**DATA SUPPLIED:**
····················

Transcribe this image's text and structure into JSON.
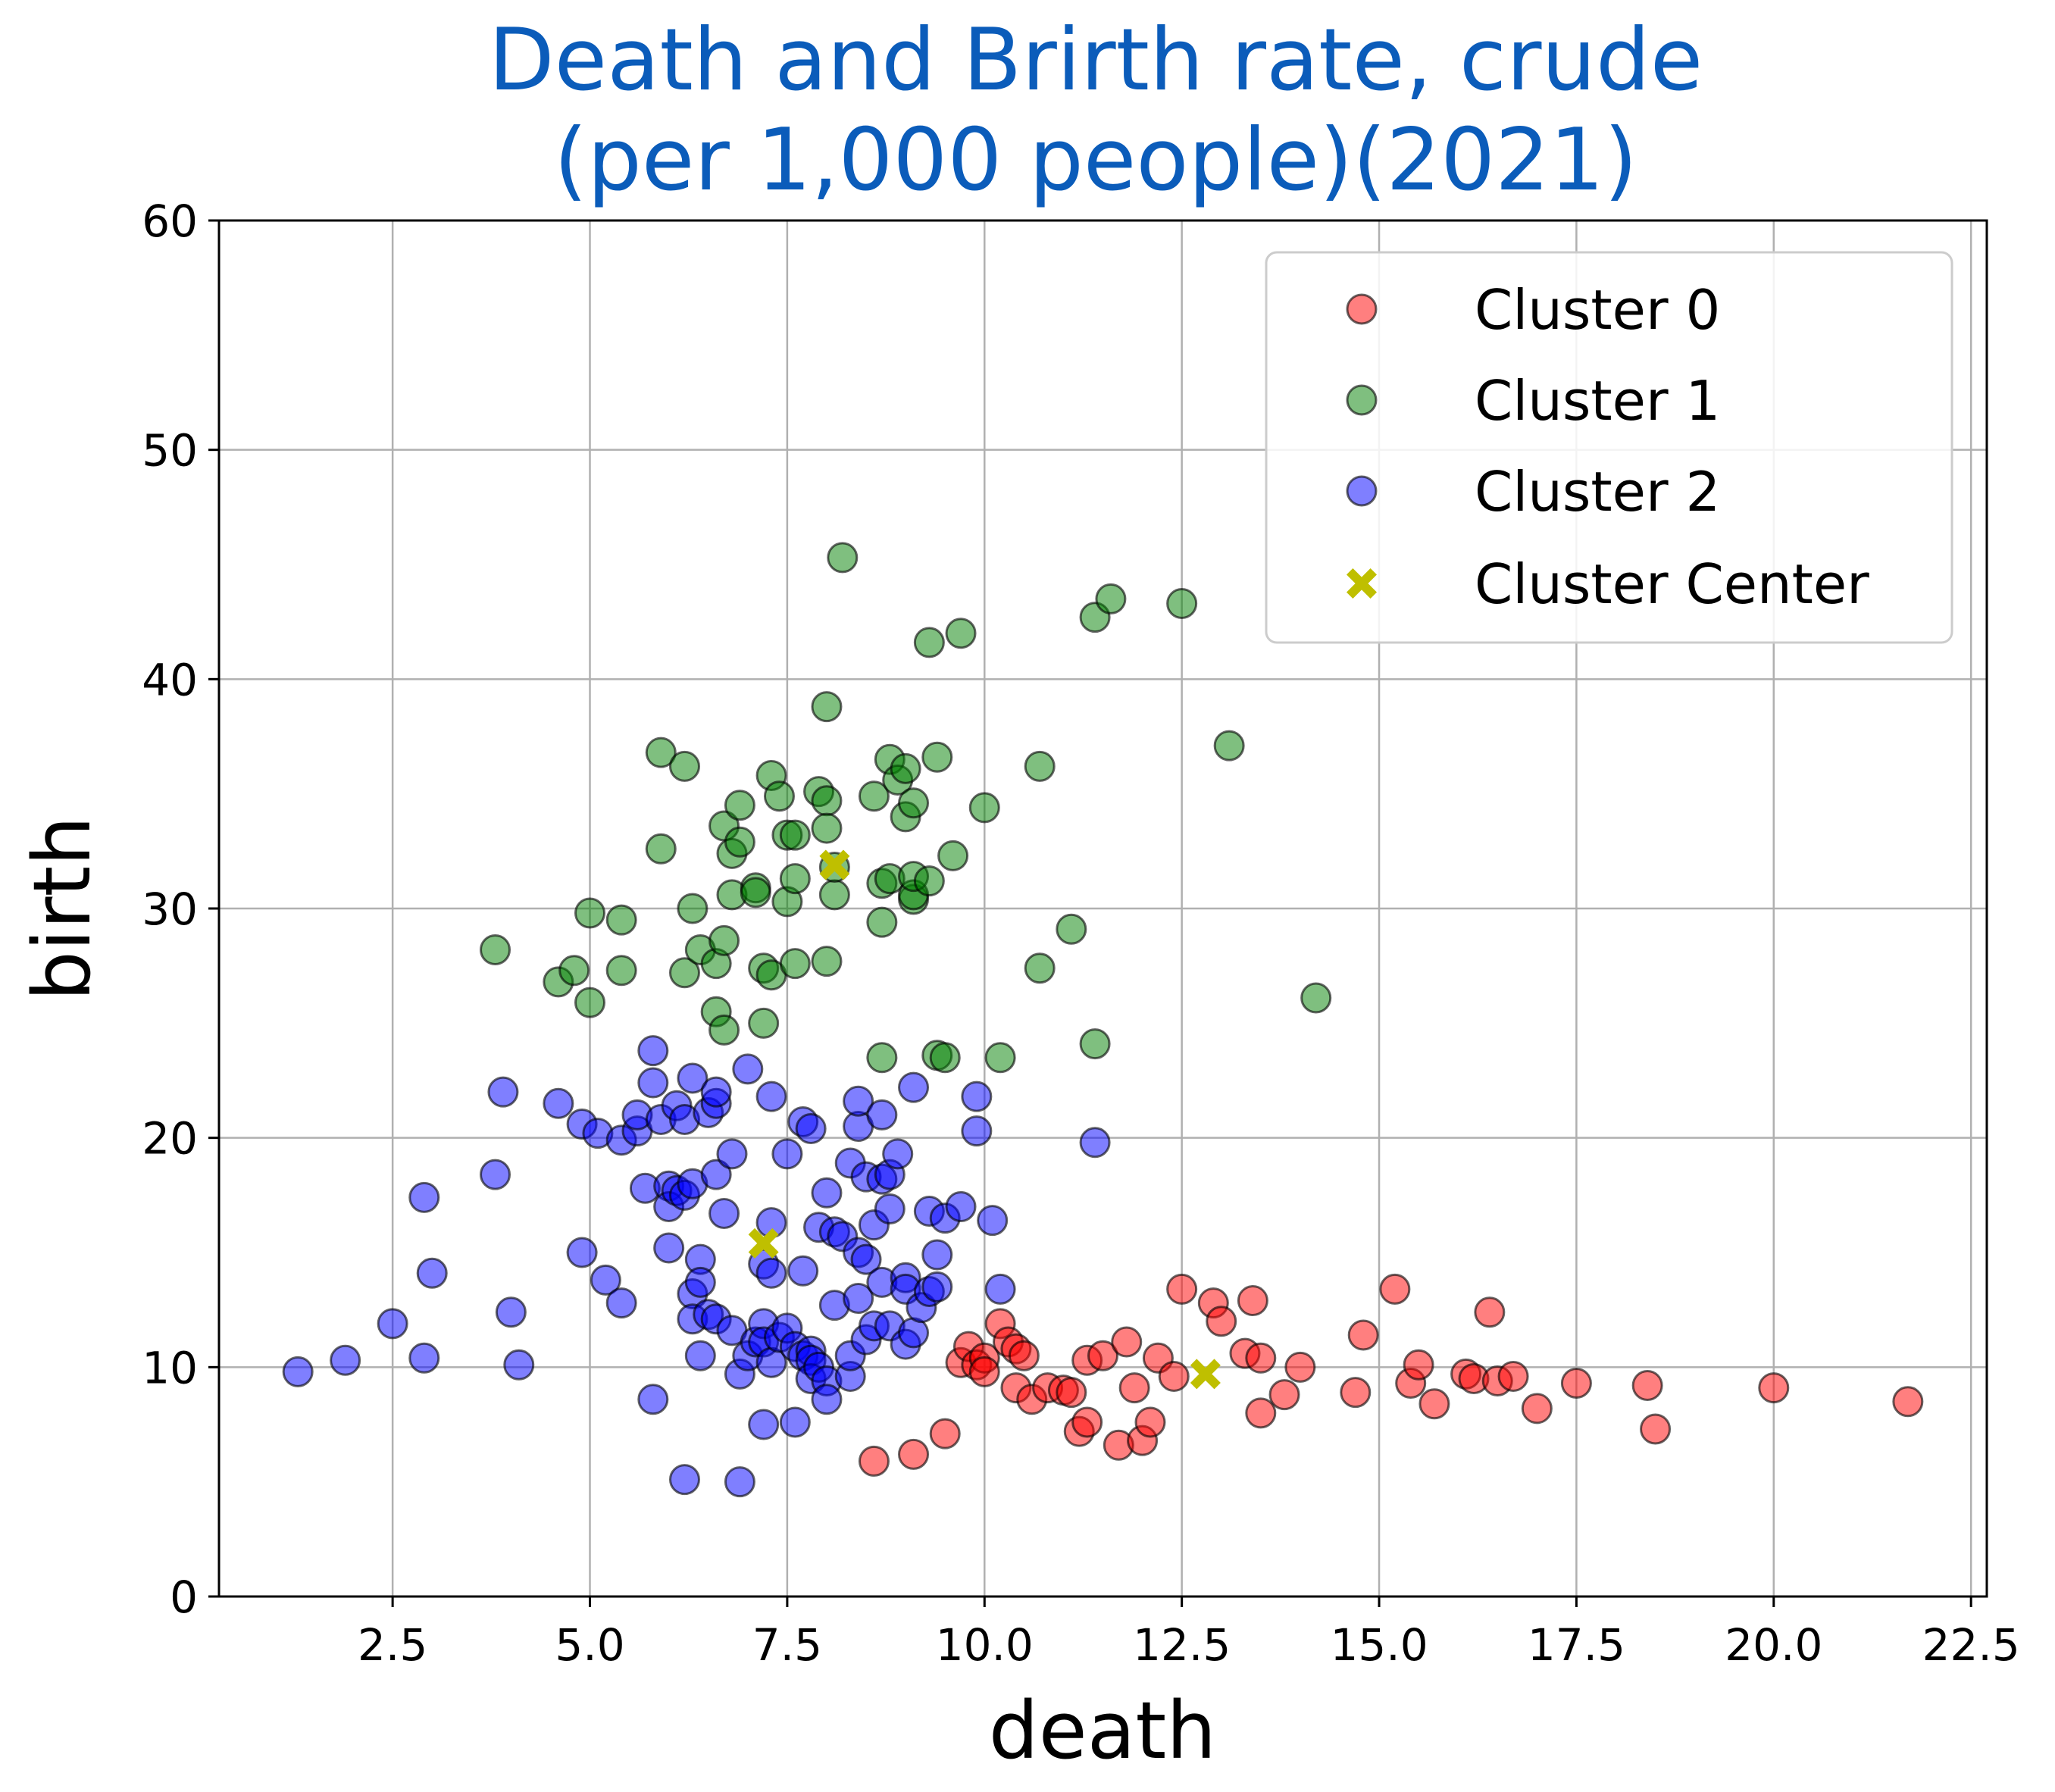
{
  "chart_data": {
    "type": "scatter",
    "title_line1": "Death and Brirth rate, crude",
    "title_line2": "(per 1,000 people)(2021)",
    "xlabel": "death",
    "ylabel": "birth",
    "xlim": [
      0.3,
      22.7
    ],
    "ylim": [
      0,
      60
    ],
    "xticks": [
      2.5,
      5.0,
      7.5,
      10.0,
      12.5,
      15.0,
      17.5,
      20.0,
      22.5
    ],
    "xtick_labels": [
      "2.5",
      "5.0",
      "7.5",
      "10.0",
      "12.5",
      "15.0",
      "17.5",
      "20.0",
      "22.5"
    ],
    "yticks": [
      0,
      10,
      20,
      30,
      40,
      50,
      60
    ],
    "ytick_labels": [
      "0",
      "10",
      "20",
      "30",
      "40",
      "50",
      "60"
    ],
    "grid": true,
    "legend_position": "top-right",
    "series": [
      {
        "name": "Cluster 0",
        "color": "#ff0000",
        "points": [
          [
            8.6,
            5.9
          ],
          [
            9.1,
            6.2
          ],
          [
            9.5,
            7.1
          ],
          [
            9.7,
            10.2
          ],
          [
            9.8,
            10.9
          ],
          [
            9.9,
            10.1
          ],
          [
            10.0,
            10.4
          ],
          [
            10.0,
            9.8
          ],
          [
            10.2,
            11.9
          ],
          [
            10.3,
            11.1
          ],
          [
            10.4,
            10.8
          ],
          [
            10.4,
            9.1
          ],
          [
            10.5,
            10.5
          ],
          [
            10.6,
            8.6
          ],
          [
            10.8,
            9.1
          ],
          [
            11.0,
            9.0
          ],
          [
            11.1,
            8.9
          ],
          [
            11.2,
            7.2
          ],
          [
            11.3,
            7.6
          ],
          [
            11.3,
            10.3
          ],
          [
            11.5,
            10.5
          ],
          [
            11.7,
            6.6
          ],
          [
            11.8,
            11.1
          ],
          [
            11.9,
            9.1
          ],
          [
            12.0,
            6.8
          ],
          [
            12.1,
            7.6
          ],
          [
            12.2,
            10.4
          ],
          [
            12.4,
            9.6
          ],
          [
            12.5,
            13.4
          ],
          [
            12.9,
            12.8
          ],
          [
            13.0,
            12.0
          ],
          [
            13.3,
            10.6
          ],
          [
            13.4,
            12.9
          ],
          [
            13.5,
            10.4
          ],
          [
            13.5,
            8.0
          ],
          [
            13.8,
            8.8
          ],
          [
            14.0,
            10.0
          ],
          [
            14.7,
            8.9
          ],
          [
            14.8,
            11.4
          ],
          [
            15.2,
            13.4
          ],
          [
            15.4,
            9.3
          ],
          [
            15.5,
            10.1
          ],
          [
            15.7,
            8.4
          ],
          [
            16.1,
            9.7
          ],
          [
            16.2,
            9.5
          ],
          [
            16.4,
            12.4
          ],
          [
            16.5,
            9.4
          ],
          [
            16.7,
            9.6
          ],
          [
            17.0,
            8.2
          ],
          [
            17.5,
            9.3
          ],
          [
            18.4,
            9.2
          ],
          [
            18.5,
            7.3
          ],
          [
            20.0,
            9.1
          ],
          [
            21.7,
            8.5
          ]
        ]
      },
      {
        "name": "Cluster 1",
        "color": "#008000",
        "points": [
          [
            3.8,
            28.2
          ],
          [
            4.6,
            26.8
          ],
          [
            4.8,
            27.3
          ],
          [
            5.0,
            29.8
          ],
          [
            5.0,
            25.9
          ],
          [
            5.4,
            29.5
          ],
          [
            5.4,
            27.3
          ],
          [
            5.9,
            36.8
          ],
          [
            5.9,
            32.6
          ],
          [
            6.2,
            36.2
          ],
          [
            6.2,
            27.2
          ],
          [
            6.3,
            30.0
          ],
          [
            6.4,
            28.2
          ],
          [
            6.6,
            27.6
          ],
          [
            6.6,
            25.5
          ],
          [
            6.7,
            28.6
          ],
          [
            6.7,
            24.7
          ],
          [
            6.7,
            33.6
          ],
          [
            6.8,
            32.4
          ],
          [
            6.8,
            30.6
          ],
          [
            6.9,
            32.9
          ],
          [
            6.9,
            34.5
          ],
          [
            7.1,
            30.9
          ],
          [
            7.1,
            30.7
          ],
          [
            7.2,
            27.4
          ],
          [
            7.2,
            25.0
          ],
          [
            7.3,
            27.1
          ],
          [
            7.3,
            35.8
          ],
          [
            7.4,
            34.9
          ],
          [
            7.5,
            33.2
          ],
          [
            7.5,
            30.3
          ],
          [
            7.6,
            31.3
          ],
          [
            7.6,
            27.6
          ],
          [
            7.6,
            33.2
          ],
          [
            7.9,
            35.1
          ],
          [
            8.0,
            34.7
          ],
          [
            8.0,
            33.5
          ],
          [
            8.0,
            38.8
          ],
          [
            8.0,
            27.7
          ],
          [
            8.1,
            30.6
          ],
          [
            8.1,
            31.8
          ],
          [
            8.2,
            45.3
          ],
          [
            8.6,
            34.9
          ],
          [
            8.7,
            23.5
          ],
          [
            8.7,
            31.1
          ],
          [
            8.7,
            29.4
          ],
          [
            8.8,
            36.5
          ],
          [
            8.8,
            31.3
          ],
          [
            8.9,
            35.6
          ],
          [
            9.0,
            34.0
          ],
          [
            9.0,
            36.1
          ],
          [
            9.1,
            30.4
          ],
          [
            9.1,
            30.6
          ],
          [
            9.1,
            34.6
          ],
          [
            9.1,
            31.4
          ],
          [
            9.3,
            41.6
          ],
          [
            9.3,
            31.2
          ],
          [
            9.4,
            36.6
          ],
          [
            9.4,
            23.6
          ],
          [
            9.5,
            23.5
          ],
          [
            9.6,
            32.3
          ],
          [
            9.7,
            42.0
          ],
          [
            10.0,
            34.4
          ],
          [
            10.2,
            23.5
          ],
          [
            10.7,
            36.2
          ],
          [
            10.7,
            27.4
          ],
          [
            11.1,
            29.1
          ],
          [
            11.4,
            24.1
          ],
          [
            11.4,
            42.7
          ],
          [
            11.6,
            43.5
          ],
          [
            12.5,
            43.3
          ],
          [
            13.1,
            37.1
          ],
          [
            14.2,
            26.1
          ]
        ]
      },
      {
        "name": "Cluster 2",
        "color": "#0000ff",
        "points": [
          [
            1.3,
            9.8
          ],
          [
            1.9,
            10.3
          ],
          [
            2.5,
            11.9
          ],
          [
            2.9,
            17.4
          ],
          [
            2.9,
            10.4
          ],
          [
            3.0,
            14.1
          ],
          [
            3.8,
            18.4
          ],
          [
            3.9,
            22.0
          ],
          [
            4.0,
            12.4
          ],
          [
            4.1,
            10.1
          ],
          [
            4.6,
            21.5
          ],
          [
            4.9,
            20.6
          ],
          [
            4.9,
            15.0
          ],
          [
            5.1,
            20.2
          ],
          [
            5.2,
            13.8
          ],
          [
            5.4,
            12.8
          ],
          [
            5.4,
            19.9
          ],
          [
            5.6,
            20.3
          ],
          [
            5.6,
            21.0
          ],
          [
            5.7,
            17.8
          ],
          [
            5.8,
            23.8
          ],
          [
            5.8,
            22.4
          ],
          [
            5.8,
            8.6
          ],
          [
            5.9,
            20.8
          ],
          [
            6.0,
            17.9
          ],
          [
            6.0,
            17.0
          ],
          [
            6.0,
            15.2
          ],
          [
            6.1,
            21.4
          ],
          [
            6.1,
            17.7
          ],
          [
            6.2,
            17.5
          ],
          [
            6.2,
            5.1
          ],
          [
            6.2,
            20.8
          ],
          [
            6.3,
            22.6
          ],
          [
            6.3,
            18.0
          ],
          [
            6.3,
            13.2
          ],
          [
            6.3,
            12.1
          ],
          [
            6.4,
            14.7
          ],
          [
            6.4,
            13.7
          ],
          [
            6.4,
            10.5
          ],
          [
            6.5,
            12.3
          ],
          [
            6.5,
            21.1
          ],
          [
            6.6,
            21.5
          ],
          [
            6.6,
            22.0
          ],
          [
            6.6,
            18.4
          ],
          [
            6.6,
            12.1
          ],
          [
            6.7,
            16.7
          ],
          [
            6.8,
            11.6
          ],
          [
            6.8,
            19.3
          ],
          [
            6.9,
            5.0
          ],
          [
            6.9,
            9.7
          ],
          [
            7.0,
            23.0
          ],
          [
            7.0,
            10.5
          ],
          [
            7.1,
            11.1
          ],
          [
            7.2,
            7.5
          ],
          [
            7.2,
            14.5
          ],
          [
            7.2,
            11.9
          ],
          [
            7.2,
            11.1
          ],
          [
            7.3,
            10.2
          ],
          [
            7.3,
            21.8
          ],
          [
            7.3,
            16.3
          ],
          [
            7.3,
            14.1
          ],
          [
            7.4,
            11.3
          ],
          [
            7.5,
            11.7
          ],
          [
            7.5,
            19.3
          ],
          [
            7.6,
            10.9
          ],
          [
            7.6,
            7.6
          ],
          [
            7.7,
            14.2
          ],
          [
            7.7,
            20.7
          ],
          [
            7.7,
            10.5
          ],
          [
            7.8,
            20.4
          ],
          [
            7.8,
            10.7
          ],
          [
            7.8,
            10.3
          ],
          [
            7.8,
            9.5
          ],
          [
            7.9,
            16.1
          ],
          [
            7.9,
            10.0
          ],
          [
            8.0,
            9.4
          ],
          [
            8.0,
            8.6
          ],
          [
            8.0,
            17.6
          ],
          [
            8.1,
            12.7
          ],
          [
            8.1,
            15.9
          ],
          [
            8.2,
            15.7
          ],
          [
            8.3,
            9.6
          ],
          [
            8.3,
            10.5
          ],
          [
            8.3,
            18.9
          ],
          [
            8.4,
            20.5
          ],
          [
            8.4,
            21.6
          ],
          [
            8.4,
            13.0
          ],
          [
            8.4,
            15.0
          ],
          [
            8.5,
            14.7
          ],
          [
            8.5,
            11.2
          ],
          [
            8.5,
            18.3
          ],
          [
            8.6,
            16.2
          ],
          [
            8.6,
            11.8
          ],
          [
            8.7,
            21.0
          ],
          [
            8.7,
            18.2
          ],
          [
            8.7,
            13.7
          ],
          [
            8.8,
            18.4
          ],
          [
            8.8,
            16.9
          ],
          [
            8.8,
            11.8
          ],
          [
            8.9,
            19.3
          ],
          [
            9.0,
            13.9
          ],
          [
            9.0,
            13.4
          ],
          [
            9.0,
            11.0
          ],
          [
            9.1,
            22.2
          ],
          [
            9.1,
            11.5
          ],
          [
            9.2,
            12.6
          ],
          [
            9.3,
            16.8
          ],
          [
            9.3,
            13.3
          ],
          [
            9.4,
            14.9
          ],
          [
            9.4,
            13.5
          ],
          [
            9.5,
            16.5
          ],
          [
            9.7,
            17.0
          ],
          [
            9.9,
            21.8
          ],
          [
            9.9,
            20.3
          ],
          [
            10.1,
            16.4
          ],
          [
            10.2,
            13.4
          ],
          [
            11.4,
            19.8
          ]
        ]
      }
    ],
    "centers": {
      "name": "Cluster Center",
      "color": "#bfbf00",
      "points": [
        [
          7.2,
          15.4
        ],
        [
          8.1,
          31.9
        ],
        [
          12.8,
          9.7
        ]
      ]
    }
  }
}
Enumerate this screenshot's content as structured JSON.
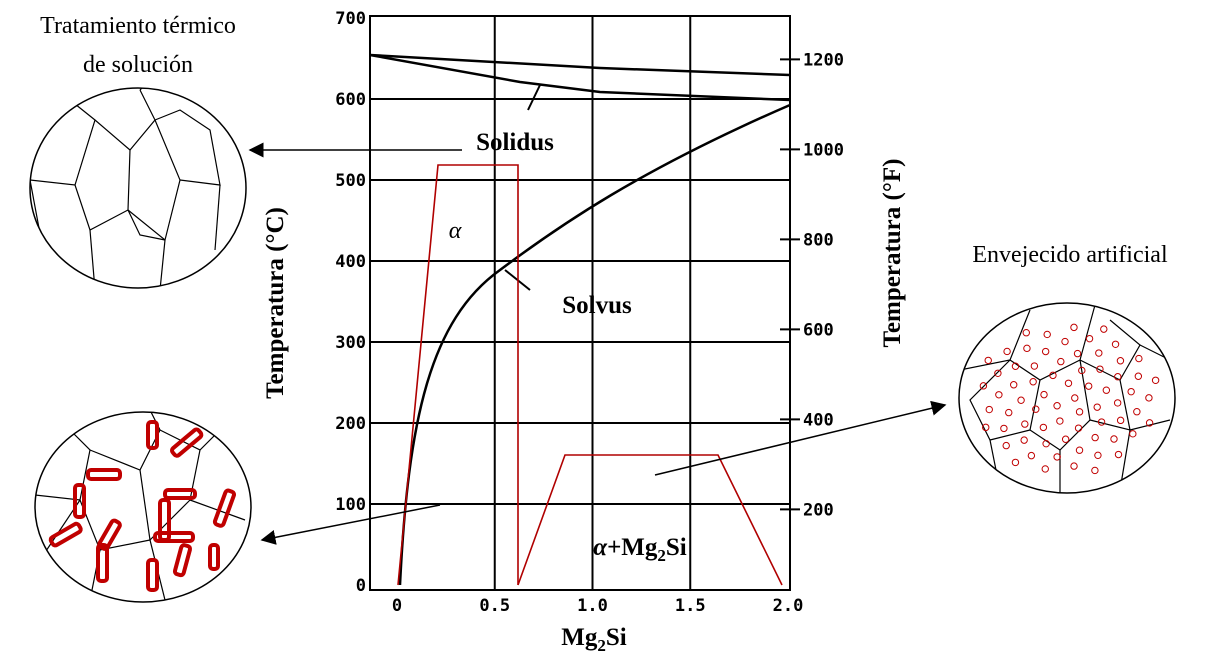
{
  "header": {
    "left_title_line1": "Tratamiento térmico",
    "left_title_line2": "de solución",
    "right_title": "Envejecido artificial"
  },
  "diagram": {
    "y_label": "Temperatura (°C)",
    "y2_label": "Temperatura (°F)",
    "x_label": {
      "base": "Mg",
      "sub": "2",
      "tail": "Si"
    },
    "xlim": [
      0,
      2
    ],
    "ylim": [
      0,
      700
    ],
    "xticks": [
      0,
      0.5,
      {
        "value": 1,
        "label": "1.0"
      },
      1.5,
      {
        "value": 2,
        "label": "2.0"
      }
    ],
    "yticks": [
      0,
      100,
      200,
      300,
      400,
      500,
      600,
      700
    ],
    "y2ticks": [
      200,
      400,
      600,
      800,
      1000,
      1200
    ],
    "annotations": {
      "solidus": "Solidus",
      "solvus": "Solvus",
      "alpha": "α",
      "two_phase": {
        "alpha": "α",
        "plus": "+Mg",
        "sub": "2",
        "tail": "Si"
      }
    }
  }
}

····················

**SHORT PROBLEM:**
Find and copy every line in the entries above where the string "Temperatura" occurs.

**IN RESPONSE:**
    "y_label": "Temperatura (°C)",
    "y2_label": "Temperatura (°F)",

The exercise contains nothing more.